Written request 1 ▸ According to the text on quicksort, what is quicksort's worst-case running time?
Written request 2 ▸ Carry the text on quicksort forward from the point where it stops.

Text to read ▸
╔══

Pagefy

Book

Introduction to Algorithms

1.The Role of Algorithms in Computing 2.Getting Started 3.Growth of Functions 4.Divide and Conquer 5.Probabilistic Analysis and Randomized Algorithms 6.Heapsort 7.Quicksort 8.Sorting in Linear Time 9.Medians and Order Statistics 10.Elementary Data Structures 11.Hash Tables 12.Binary Search Trees 13.Red Black Trees 14.Augmenting Data Structures 15.Dynamic Programming 16.Greedy Algorithms 17.Amortized Analysis 18.B Trees 19.Fibonacci Heaps 20.van Emde Boas Trees 21.Data Structures for Disjoint Sets 22.Elementary Graph Algorithms 23.Minimum Spanning Trees 24.Single Source Shortest Paths 25.All Pairs Shortest Paths 26.Maximum Flow 27.Multithreaded Algorithms 28.Matrix Operations 29.Linear Programming 30.Polynomials and the FFT 31.Number Theoretic Algorithms 32.String Matching 33.Computational Geometry 34.NP Completeness 35.Approximation Algorithms 36.Appendix A Summations 37.Appendix B Sets Etc 38.Appendix C Counting and Probability 39.Appendix D Matrices

Quicksort

Introduction to AlgorithmsBuy the book

Chapter 7: Quicksort

Quicksort has a worst-case running time of Θ(n²) but is often the best practical choice for sorting because:

Expected running time is Θ(n lg n) with very small constant factors
Sorts in place (no auxiliary array needed)

╚══

Rows ▸
╔══

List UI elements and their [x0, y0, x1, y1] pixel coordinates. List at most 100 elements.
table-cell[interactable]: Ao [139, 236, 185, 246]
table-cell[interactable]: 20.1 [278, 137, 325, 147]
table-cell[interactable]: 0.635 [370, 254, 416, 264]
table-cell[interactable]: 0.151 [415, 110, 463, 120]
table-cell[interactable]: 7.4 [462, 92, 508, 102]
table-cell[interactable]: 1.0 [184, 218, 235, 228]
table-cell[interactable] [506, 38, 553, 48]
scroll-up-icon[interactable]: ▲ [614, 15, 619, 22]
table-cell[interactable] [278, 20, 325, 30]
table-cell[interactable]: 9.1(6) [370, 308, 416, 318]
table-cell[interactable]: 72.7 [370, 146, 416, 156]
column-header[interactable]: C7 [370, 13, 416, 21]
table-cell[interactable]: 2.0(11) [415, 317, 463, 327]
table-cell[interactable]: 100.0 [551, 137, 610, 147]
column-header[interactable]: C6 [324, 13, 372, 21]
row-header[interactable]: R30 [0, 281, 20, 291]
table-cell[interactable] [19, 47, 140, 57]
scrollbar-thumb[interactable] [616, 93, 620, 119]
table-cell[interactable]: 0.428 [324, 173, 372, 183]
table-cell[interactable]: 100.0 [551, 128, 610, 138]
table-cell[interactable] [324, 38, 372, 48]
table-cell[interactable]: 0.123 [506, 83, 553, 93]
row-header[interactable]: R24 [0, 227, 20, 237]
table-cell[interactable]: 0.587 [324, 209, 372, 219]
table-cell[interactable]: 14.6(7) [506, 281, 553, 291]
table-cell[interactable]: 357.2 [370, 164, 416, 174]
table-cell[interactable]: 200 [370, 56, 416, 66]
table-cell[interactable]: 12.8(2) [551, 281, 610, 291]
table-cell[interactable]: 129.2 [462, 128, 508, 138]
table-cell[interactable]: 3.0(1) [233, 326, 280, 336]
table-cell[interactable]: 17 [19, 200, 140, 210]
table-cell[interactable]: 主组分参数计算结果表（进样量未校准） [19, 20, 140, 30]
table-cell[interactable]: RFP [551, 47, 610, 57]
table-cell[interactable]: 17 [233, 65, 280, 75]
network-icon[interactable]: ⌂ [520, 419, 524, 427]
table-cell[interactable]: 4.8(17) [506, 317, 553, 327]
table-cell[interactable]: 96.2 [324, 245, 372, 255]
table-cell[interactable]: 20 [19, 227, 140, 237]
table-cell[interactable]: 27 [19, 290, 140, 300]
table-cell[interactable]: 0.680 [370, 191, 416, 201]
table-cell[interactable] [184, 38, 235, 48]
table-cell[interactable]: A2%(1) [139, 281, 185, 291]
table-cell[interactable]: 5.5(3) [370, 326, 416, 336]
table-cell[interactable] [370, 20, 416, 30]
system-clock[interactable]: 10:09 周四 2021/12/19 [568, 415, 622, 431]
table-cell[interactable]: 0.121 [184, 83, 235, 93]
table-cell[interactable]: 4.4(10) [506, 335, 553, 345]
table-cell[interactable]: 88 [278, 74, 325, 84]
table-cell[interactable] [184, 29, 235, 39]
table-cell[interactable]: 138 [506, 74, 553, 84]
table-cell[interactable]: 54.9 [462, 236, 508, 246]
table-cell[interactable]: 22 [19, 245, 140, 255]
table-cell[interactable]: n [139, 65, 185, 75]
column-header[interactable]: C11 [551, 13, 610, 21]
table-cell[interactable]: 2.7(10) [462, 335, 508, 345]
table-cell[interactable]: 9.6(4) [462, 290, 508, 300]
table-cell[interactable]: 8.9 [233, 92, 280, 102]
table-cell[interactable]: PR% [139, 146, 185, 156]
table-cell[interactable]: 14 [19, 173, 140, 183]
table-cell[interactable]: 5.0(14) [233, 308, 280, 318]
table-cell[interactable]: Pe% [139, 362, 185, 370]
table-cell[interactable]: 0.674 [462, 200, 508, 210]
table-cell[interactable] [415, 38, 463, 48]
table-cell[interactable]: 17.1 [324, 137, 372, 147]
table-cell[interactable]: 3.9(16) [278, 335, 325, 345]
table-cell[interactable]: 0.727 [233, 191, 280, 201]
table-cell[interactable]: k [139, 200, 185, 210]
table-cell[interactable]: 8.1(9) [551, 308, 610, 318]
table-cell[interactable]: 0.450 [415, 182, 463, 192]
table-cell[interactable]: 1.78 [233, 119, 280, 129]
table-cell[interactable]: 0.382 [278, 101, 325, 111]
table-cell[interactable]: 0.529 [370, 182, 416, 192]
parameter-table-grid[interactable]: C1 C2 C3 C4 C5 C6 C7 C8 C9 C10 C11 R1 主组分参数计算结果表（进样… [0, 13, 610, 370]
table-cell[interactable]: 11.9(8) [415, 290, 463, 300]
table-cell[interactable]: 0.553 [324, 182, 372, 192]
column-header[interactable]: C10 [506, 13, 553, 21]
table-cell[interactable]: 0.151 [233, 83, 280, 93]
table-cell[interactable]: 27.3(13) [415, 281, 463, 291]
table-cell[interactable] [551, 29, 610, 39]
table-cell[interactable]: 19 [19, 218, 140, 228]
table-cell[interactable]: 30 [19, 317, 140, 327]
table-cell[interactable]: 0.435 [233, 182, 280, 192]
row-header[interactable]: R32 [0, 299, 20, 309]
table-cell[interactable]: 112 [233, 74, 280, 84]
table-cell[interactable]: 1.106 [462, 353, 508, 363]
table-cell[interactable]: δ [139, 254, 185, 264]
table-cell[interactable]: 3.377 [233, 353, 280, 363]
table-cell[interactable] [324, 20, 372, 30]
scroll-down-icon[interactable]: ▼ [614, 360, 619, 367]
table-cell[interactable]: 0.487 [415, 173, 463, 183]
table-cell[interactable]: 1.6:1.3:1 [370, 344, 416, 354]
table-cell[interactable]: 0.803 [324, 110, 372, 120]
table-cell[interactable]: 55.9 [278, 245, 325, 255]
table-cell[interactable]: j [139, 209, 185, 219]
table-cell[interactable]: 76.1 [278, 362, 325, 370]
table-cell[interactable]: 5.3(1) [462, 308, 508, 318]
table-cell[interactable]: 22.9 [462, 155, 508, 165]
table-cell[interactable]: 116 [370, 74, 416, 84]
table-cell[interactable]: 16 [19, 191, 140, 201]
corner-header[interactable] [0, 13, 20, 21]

╚══

Response 1 ▸ Θ(n²)

Response 2 ▸
Works well in virtual-memory environments

7.1 Description of Quicksort

Quicksort applies the divide-and-conquer paradigm to sort a subarray A[p..r]:

Divide: Partition A[p..r] into two (possibly empty) subarrays A[p..q-1] and A[q+1..r] such that:
- Every element in A[p..q-1] ≤ A[q]
- A[q] ≤ every element in A[q+1..r]
- Compute index q as part of partitioning
Conquer: Recursively sort A[p..q-1] and A[q+1..r]
Combine: No work needed — the array is already sorted after the recursive calls

QUICKSORT(A, p, r)
1  if p < r
2      q = PARTITION(A, p, r)
3      QUICKSORT(A, p, q - 1)
4      QUICKSORT(A, q + 1, r)

To sort an entire array: QUICKSORT(A, 1, A.length)

Partitioning the Array

The PARTITION procedure is the key to the algorithm. It rearranges A[p..r] in place, selecting x = A[r] as the pivot element.

PARTITION(A, p, r)
1  x = A[r]                  // pivot
2  i = p - 1
3  for j = p to r - 1
4      if A[j] ≤ x
5          i = i + 1
6          exchange A[i] with A[j]
7  exchange A[i + 1] with A[r]
8  return i + 1

How it works: PARTITION maintains four regions in the array:

Region	Range	Property
1	`A[p..i]`	Elements ≤ pivot
2	`A[i+1..j-1]`	Elements > pivot
3	`A[j..r-1]`	Unrestricted (not yet examined)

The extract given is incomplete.